'''

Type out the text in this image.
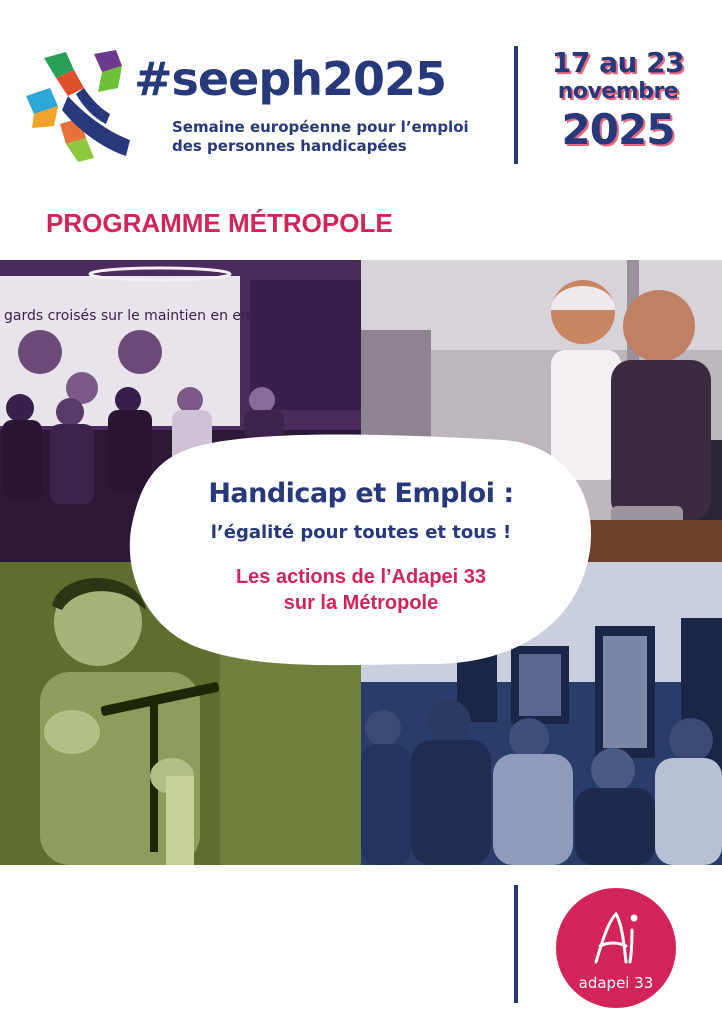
#seeph2025
Semaine européenne pour l’emploi
des personnes handicapées
17 au 23
novembre
2025
PROGRAMME MÉTROPOLE
gards croisés sur le maintien en emploi
Handicap et Emploi :
l’égalité pour toutes et tous !
Les actions de l’Adapei 33
sur la Métropole
adapei 33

'''

WHAT IS BEING ASKED. Return from the data every line that holds "pour".

EXERCISE SOLUTION.
Semaine européenne pour l’emploi
l’égalité pour toutes et tous !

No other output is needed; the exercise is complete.